> _What the task asks_:
Reproduce each record exactly.

> _Data supplied_:
▬▬▬▬▬▬▬▬▬▬

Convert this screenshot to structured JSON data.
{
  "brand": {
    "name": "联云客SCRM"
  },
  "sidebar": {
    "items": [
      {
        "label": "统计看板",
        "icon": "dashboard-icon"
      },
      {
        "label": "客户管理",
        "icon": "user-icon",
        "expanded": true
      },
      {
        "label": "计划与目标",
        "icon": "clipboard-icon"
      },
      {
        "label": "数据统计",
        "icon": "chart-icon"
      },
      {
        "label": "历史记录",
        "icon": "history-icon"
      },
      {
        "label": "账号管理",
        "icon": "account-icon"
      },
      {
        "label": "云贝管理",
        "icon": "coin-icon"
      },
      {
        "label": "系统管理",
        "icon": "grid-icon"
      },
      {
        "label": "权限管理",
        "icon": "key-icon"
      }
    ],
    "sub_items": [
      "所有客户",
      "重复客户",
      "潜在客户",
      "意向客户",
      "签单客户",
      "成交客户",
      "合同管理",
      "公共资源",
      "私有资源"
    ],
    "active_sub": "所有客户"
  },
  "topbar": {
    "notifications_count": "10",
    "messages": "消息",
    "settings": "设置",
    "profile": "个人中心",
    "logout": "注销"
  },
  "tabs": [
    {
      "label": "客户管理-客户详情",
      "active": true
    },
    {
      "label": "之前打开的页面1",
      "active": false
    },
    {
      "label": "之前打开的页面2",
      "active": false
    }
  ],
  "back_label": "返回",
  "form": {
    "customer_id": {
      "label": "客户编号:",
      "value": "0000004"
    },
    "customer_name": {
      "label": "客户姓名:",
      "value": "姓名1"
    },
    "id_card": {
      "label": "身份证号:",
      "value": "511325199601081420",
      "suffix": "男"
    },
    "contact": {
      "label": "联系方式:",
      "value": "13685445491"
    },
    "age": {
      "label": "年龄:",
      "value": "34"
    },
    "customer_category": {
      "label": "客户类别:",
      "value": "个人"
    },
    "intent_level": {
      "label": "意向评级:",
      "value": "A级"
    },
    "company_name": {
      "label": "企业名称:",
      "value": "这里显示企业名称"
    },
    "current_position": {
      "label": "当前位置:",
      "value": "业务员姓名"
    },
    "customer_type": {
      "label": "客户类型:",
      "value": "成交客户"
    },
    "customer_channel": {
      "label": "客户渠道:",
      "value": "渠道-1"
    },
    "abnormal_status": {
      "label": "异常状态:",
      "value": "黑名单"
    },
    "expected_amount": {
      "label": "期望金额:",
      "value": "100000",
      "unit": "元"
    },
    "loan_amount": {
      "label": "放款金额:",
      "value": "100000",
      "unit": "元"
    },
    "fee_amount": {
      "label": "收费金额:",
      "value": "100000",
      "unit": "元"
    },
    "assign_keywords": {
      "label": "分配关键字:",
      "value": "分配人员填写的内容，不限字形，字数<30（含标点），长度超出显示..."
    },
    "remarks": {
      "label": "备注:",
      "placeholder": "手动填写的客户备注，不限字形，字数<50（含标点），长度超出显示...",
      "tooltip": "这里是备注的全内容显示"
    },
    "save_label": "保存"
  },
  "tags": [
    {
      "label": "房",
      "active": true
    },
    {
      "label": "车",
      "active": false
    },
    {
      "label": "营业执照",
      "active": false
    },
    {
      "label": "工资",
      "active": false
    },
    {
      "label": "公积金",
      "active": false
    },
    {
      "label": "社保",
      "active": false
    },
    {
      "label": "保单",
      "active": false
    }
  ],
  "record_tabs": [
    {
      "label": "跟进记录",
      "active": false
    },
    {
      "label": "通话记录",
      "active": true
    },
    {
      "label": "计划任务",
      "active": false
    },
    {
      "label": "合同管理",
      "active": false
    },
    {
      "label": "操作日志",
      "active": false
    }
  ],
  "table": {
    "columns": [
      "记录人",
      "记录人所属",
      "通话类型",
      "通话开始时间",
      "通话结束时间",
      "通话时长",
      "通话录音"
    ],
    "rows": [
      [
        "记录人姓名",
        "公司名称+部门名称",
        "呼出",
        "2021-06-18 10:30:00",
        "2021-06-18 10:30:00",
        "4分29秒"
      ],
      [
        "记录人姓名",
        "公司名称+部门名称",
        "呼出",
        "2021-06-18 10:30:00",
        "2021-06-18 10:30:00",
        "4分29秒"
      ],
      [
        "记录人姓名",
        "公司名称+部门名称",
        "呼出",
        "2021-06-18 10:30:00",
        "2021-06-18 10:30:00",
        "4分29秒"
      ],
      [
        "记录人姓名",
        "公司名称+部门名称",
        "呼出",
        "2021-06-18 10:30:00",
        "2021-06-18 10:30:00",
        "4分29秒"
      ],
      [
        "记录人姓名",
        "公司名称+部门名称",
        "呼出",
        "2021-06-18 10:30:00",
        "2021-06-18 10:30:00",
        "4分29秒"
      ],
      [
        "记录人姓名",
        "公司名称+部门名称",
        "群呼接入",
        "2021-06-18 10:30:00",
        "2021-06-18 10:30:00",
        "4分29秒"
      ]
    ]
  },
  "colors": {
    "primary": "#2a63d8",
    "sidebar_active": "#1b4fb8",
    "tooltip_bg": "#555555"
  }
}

▬▬▬▬▬▬▬▬▬▬

> _Task solution_:
Convert this screenshot to structured JSON data.
{
  "brand": {
    "name": "联云客SCRM"
  },
  "sidebar": {
    "items": [
      {
        "label": "统计看板",
        "icon": "dashboard-icon"
      },
      {
        "label": "客户管理",
        "icon": "user-icon",
        "expanded": true
      },
      {
        "label": "计划与目标",
        "icon": "clipboard-icon"
      },
      {
        "label": "数据统计",
        "icon": "chart-icon"
      },
      {
        "label": "历史记录",
        "icon": "history-icon"
      },
      {
        "label": "账号管理",
        "icon": "account-icon"
      },
      {
        "label": "云贝管理",
        "icon": "coin-icon"
      },
      {
        "label": "系统管理",
        "icon": "grid-icon"
      },
      {
        "label": "权限管理",
        "icon": "key-icon"
      }
    ],
    "sub_items": [
      "所有客户",
      "重复客户",
      "潜在客户",
      "意向客户",
      "签单客户",
      "成交客户",
      "合同管理",
      "公共资源",
      "私有资源"
    ],
    "active_sub": "所有客户"
  },
  "topbar": {
    "notifications_count": "10",
    "messages": "消息",
    "settings": "设置",
    "profile": "个人中心",
    "logout": "注销"
  },
  "tabs": [
    {
      "label": "客户管理-客户详情",
      "active": true
    },
    {
      "label": "之前打开的页面1",
      "active": false
    },
    {
      "label": "之前打开的页面2",
      "active": false
    }
  ],
  "back_label": "返回",
  "form": {
    "customer_id": {
      "label": "客户编号:",
      "value": "0000004"
    },
    "customer_name": {
      "label": "客户姓名:",
      "value": "姓名1"
    },
    "id_card": {
      "label": "身份证号:",
      "value": "511325199601081420",
      "suffix": "男"
    },
    "contact": {
      "label": "联系方式:",
      "value": "13685445491"
    },
    "age": {
      "label": "年龄:",
      "value": "34"
    },
    "customer_category": {
      "label": "客户类别:",
      "value": "个人"
    },
    "intent_level": {
      "label": "意向评级:",
      "value": "A级"
    },
    "company_name": {
      "label": "企业名称:",
      "value": "这里显示企业名称"
    },
    "current_position": {
      "label": "当前位置:",
      "value": "业务员姓名"
    },
    "customer_type": {
      "label": "客户类型:",
      "value": "成交客户"
    },
    "customer_channel": {
      "label": "客户渠道:",
      "value": "渠道-1"
    },
    "abnormal_status": {
      "label": "异常状态:",
      "value": "黑名单"
    },
    "expected_amount": {
      "label": "期望金额:",
      "value": "100000",
      "unit": "元"
    },
    "loan_amount": {
      "label": "放款金额:",
      "value": "100000",
      "unit": "元"
    },
    "fee_amount": {
      "label": "收费金额:",
      "value": "100000",
      "unit": "元"
    },
    "assign_keywords": {
      "label": "分配关键字:",
      "value": "分配人员填写的内容，不限字形，字数<30（含标点），长度超出显示..."
    },
    "remarks": {
      "label": "备注:",
      "placeholder": "手动填写的客户备注，不限字形，字数<50（含标点），长度超出显示...",
      "tooltip": "这里是备注的全内容显示"
    },
    "save_label": "保存"
  },
  "tags": [
    {
      "label": "房",
      "active": true
    },
    {
      "label": "车",
      "active": false
    },
    {
      "label": "营业执照",
      "active": false
    },
    {
      "label": "工资",
      "active": false
    },
    {
      "label": "公积金",
      "active": false
    },
    {
      "label": "社保",
      "active": false
    },
    {
      "label": "保单",
      "active": false
    }
  ],
  "record_tabs": [
    {
      "label": "跟进记录",
      "active": false
    },
    {
      "label": "通话记录",
      "active": true
    },
    {
      "label": "计划任务",
      "active": false
    },
    {
      "label": "合同管理",
      "active": false
    },
    {
      "label": "操作日志",
      "active": false
    }
  ],
  "table": {
    "columns": [
      "记录人",
      "记录人所属",
      "通话类型",
      "通话开始时间",
      "通话结束时间",
      "通话时长",
      "通话录音"
    ],
    "rows": [
      [
        "记录人姓名",
        "公司名称+部门名称",
        "呼出",
        "2021-06-18 10:30:00",
        "2021-06-18 10:30:00",
        "4分29秒"
      ],
      [
        "记录人姓名",
        "公司名称+部门名称",
        "呼出",
        "2021-06-18 10:30:00",
        "2021-06-18 10:30:00",
        "4分29秒"
      ],
      [
        "记录人姓名",
        "公司名称+部门名称",
        "呼出",
        "2021-06-18 10:30:00",
        "2021-06-18 10:30:00",
        "4分29秒"
      ],
      [
        "记录人姓名",
        "公司名称+部门名称",
        "呼出",
        "2021-06-18 10:30:00",
        "2021-06-18 10:30:00",
        "4分29秒"
      ],
      [
        "记录人姓名",
        "公司名称+部门名称",
        "呼出",
        "2021-06-18 10:30:00",
        "2021-06-18 10:30:00",
        "4分29秒"
      ],
      [
        "记录人姓名",
        "公司名称+部门名称",
        "群呼接入",
        "2021-06-18 10:30:00",
        "2021-06-18 10:30:00",
        "4分29秒"
      ]
    ]
  },
  "colors": {
    "primary": "#2a63d8",
    "sidebar_active": "#1b4fb8",
    "tooltip_bg": "#555555"
  }
}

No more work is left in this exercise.